Among the entries, which lines carry the string "PTHH"? Copy each of them.

##### Task material

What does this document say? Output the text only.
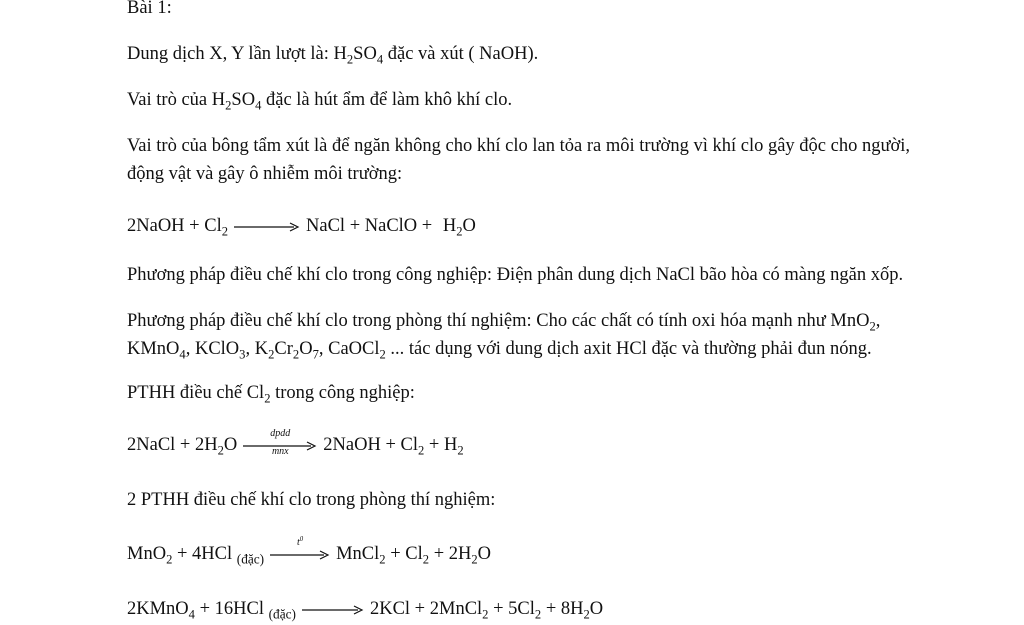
Bài 1:
Dung dịch X, Y lần lượt là: $H_2SO_4$ đặc và xút ( NaOH).
Vai trò của $H_2SO_4$ đặc là hút ẩm để làm khô khí clo.
Vai trò của bông tẩm xút là để ngăn không cho khí clo lan tỏa ra môi trường vì khí clo gây độc cho người,
động vật và gây ô nhiễm môi trường:
2NaOH + $Cl_2$ → NaCl + NaClO + $H_2O$
Phương pháp điều chế khí clo trong công nghiệp: Điện phân dung dịch NaCl bão hòa có màng ngăn xốp.
Phương pháp điều chế khí clo trong phòng thí nghiệm: Cho các chất có tính oxi hóa mạnh như MnO$_2$,
KMnO$_4$, KClO$_3$, $K_2Cr_2O_7$, CaOCl$_2$ ... tác dụng với dung dịch axit HCl đặc và thường phải đun nóng.
PTHH điều chế $Cl_2$ trong công nghiệp:
2NaCl + $2H_2O$
dpdd
mnx	2NaOH + $Cl_2 + H_2$
2 PTHH điều chế khí clo trong phòng thí nghiệm:
MnO$_2$ + 4HCl $_{(đặc)}$
$t^0$
MnCl$_2$ + $Cl_2 + 2H_2O$
2KMnO$_4$ + 16HCl $_{(đặc)}$ → 2KCl + 2MnCl$_2$ + $5Cl_2 + 8H_2O$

##########

## Finished task
PTHH điều chế $Cl_2$ trong công nghiệp:
2 PTHH điều chế khí clo trong phòng thí nghiệm:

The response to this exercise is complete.